What is required:
Write out the records beneath this line exactly as they appear, minus any images.

[Stored data entries]
┌──

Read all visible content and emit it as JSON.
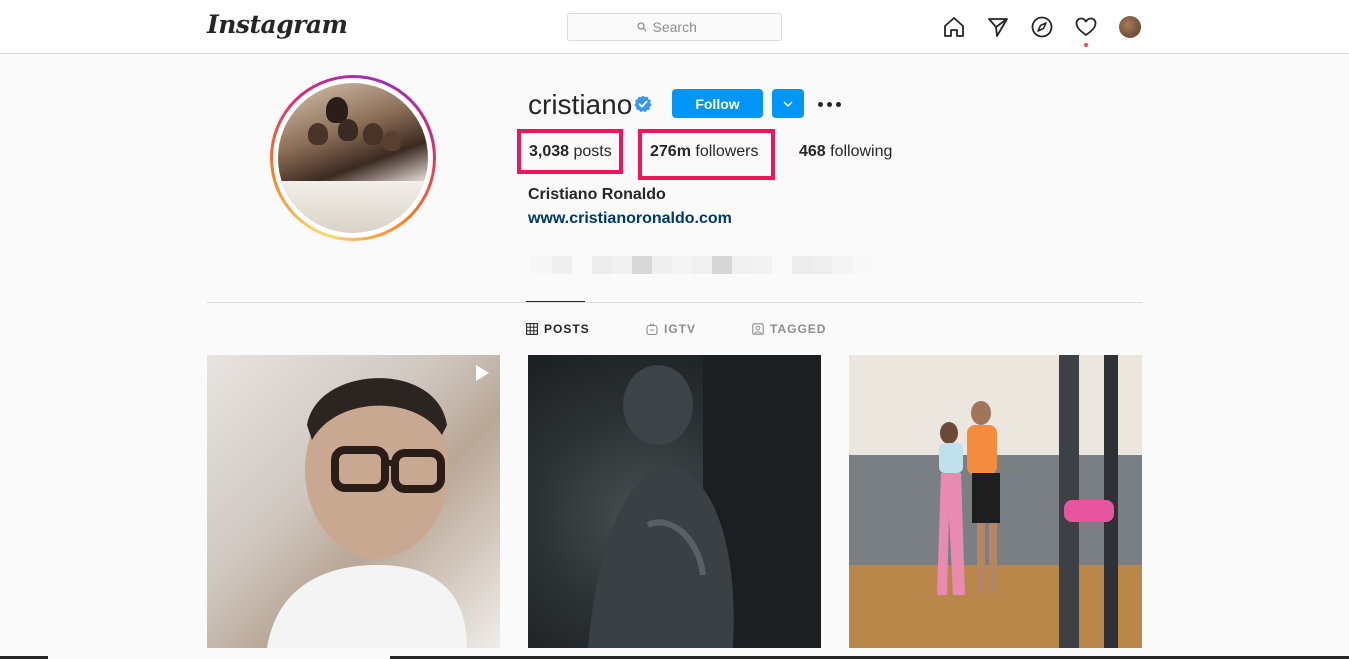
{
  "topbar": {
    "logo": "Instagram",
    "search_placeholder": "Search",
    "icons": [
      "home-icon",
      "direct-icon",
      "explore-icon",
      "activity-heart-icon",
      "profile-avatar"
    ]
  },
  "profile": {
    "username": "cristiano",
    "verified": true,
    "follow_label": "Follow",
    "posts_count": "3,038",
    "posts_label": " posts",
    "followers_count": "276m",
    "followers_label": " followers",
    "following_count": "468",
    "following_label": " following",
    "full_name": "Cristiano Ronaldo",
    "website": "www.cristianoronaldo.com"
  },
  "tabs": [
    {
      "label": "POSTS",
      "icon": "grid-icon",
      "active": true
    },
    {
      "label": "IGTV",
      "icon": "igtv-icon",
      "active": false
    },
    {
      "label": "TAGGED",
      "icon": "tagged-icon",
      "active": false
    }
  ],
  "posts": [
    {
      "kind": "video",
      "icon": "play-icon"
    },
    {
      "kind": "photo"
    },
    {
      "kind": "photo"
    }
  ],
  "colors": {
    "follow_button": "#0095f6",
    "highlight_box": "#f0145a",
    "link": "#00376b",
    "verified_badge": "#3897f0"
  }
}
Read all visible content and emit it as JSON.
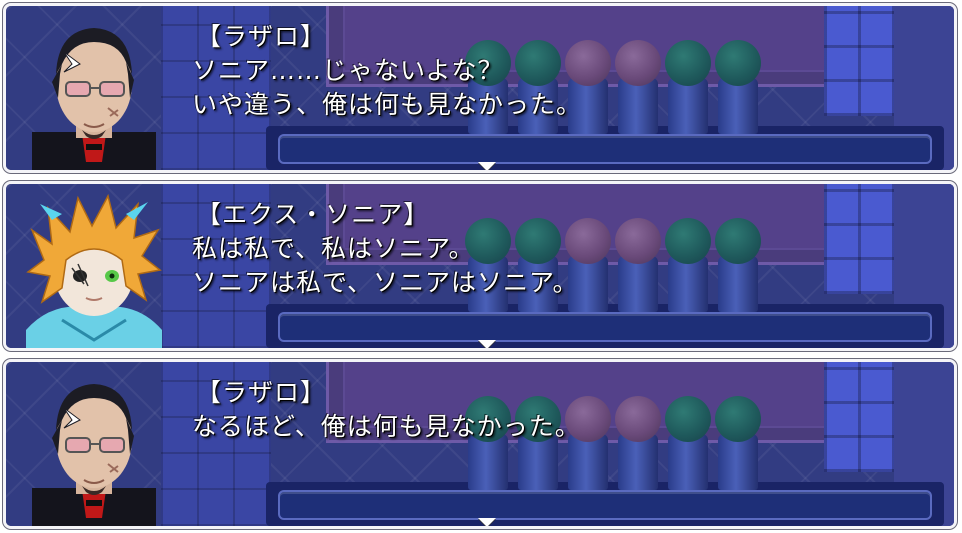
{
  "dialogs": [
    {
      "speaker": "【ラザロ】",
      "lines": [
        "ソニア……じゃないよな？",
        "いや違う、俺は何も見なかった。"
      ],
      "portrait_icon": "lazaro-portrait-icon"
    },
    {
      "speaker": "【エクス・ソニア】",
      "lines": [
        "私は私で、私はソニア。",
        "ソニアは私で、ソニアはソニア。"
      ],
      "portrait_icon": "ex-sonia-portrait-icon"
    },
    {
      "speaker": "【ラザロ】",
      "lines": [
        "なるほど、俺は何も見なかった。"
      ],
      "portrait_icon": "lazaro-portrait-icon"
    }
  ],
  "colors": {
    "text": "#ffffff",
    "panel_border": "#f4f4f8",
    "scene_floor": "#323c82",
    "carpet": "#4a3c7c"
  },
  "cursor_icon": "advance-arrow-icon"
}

└──

Solution for this task:
Read all visible content and emit it as JSON.
{
  "topbar": {
    "logo": "Instagram",
    "search_placeholder": "Search",
    "icons": [
      "home-icon",
      "direct-icon",
      "explore-icon",
      "activity-heart-icon",
      "profile-avatar"
    ]
  },
  "profile": {
    "username": "cristiano",
    "verified": true,
    "follow_label": "Follow",
    "posts_count": "3,038",
    "posts_label": " posts",
    "followers_count": "276m",
    "followers_label": " followers",
    "following_count": "468",
    "following_label": " following",
    "full_name": "Cristiano Ronaldo",
    "website": "www.cristianoronaldo.com"
  },
  "tabs": [
    {
      "label": "POSTS",
      "icon": "grid-icon",
      "active": true
    },
    {
      "label": "IGTV",
      "icon": "igtv-icon",
      "active": false
    },
    {
      "label": "TAGGED",
      "icon": "tagged-icon",
      "active": false
    }
  ],
  "posts": [
    {
      "kind": "video",
      "icon": "play-icon"
    },
    {
      "kind": "photo"
    },
    {
      "kind": "photo"
    }
  ],
  "colors": {
    "follow_button": "#0095f6",
    "highlight_box": "#f0145a",
    "link": "#00376b",
    "verified_badge": "#3897f0"
  }
}
Read all visible content and emit it as JSON.
{
  "dialogs": [
    {
      "speaker": "【ラザロ】",
      "lines": [
        "ソニア……じゃないよな？",
        "いや違う、俺は何も見なかった。"
      ],
      "portrait_icon": "lazaro-portrait-icon"
    },
    {
      "speaker": "【エクス・ソニア】",
      "lines": [
        "私は私で、私はソニア。",
        "ソニアは私で、ソニアはソニア。"
      ],
      "portrait_icon": "ex-sonia-portrait-icon"
    },
    {
      "speaker": "【ラザロ】",
      "lines": [
        "なるほど、俺は何も見なかった。"
      ],
      "portrait_icon": "lazaro-portrait-icon"
    }
  ],
  "colors": {
    "text": "#ffffff",
    "panel_border": "#f4f4f8",
    "scene_floor": "#323c82",
    "carpet": "#4a3c7c"
  },
  "cursor_icon": "advance-arrow-icon"
}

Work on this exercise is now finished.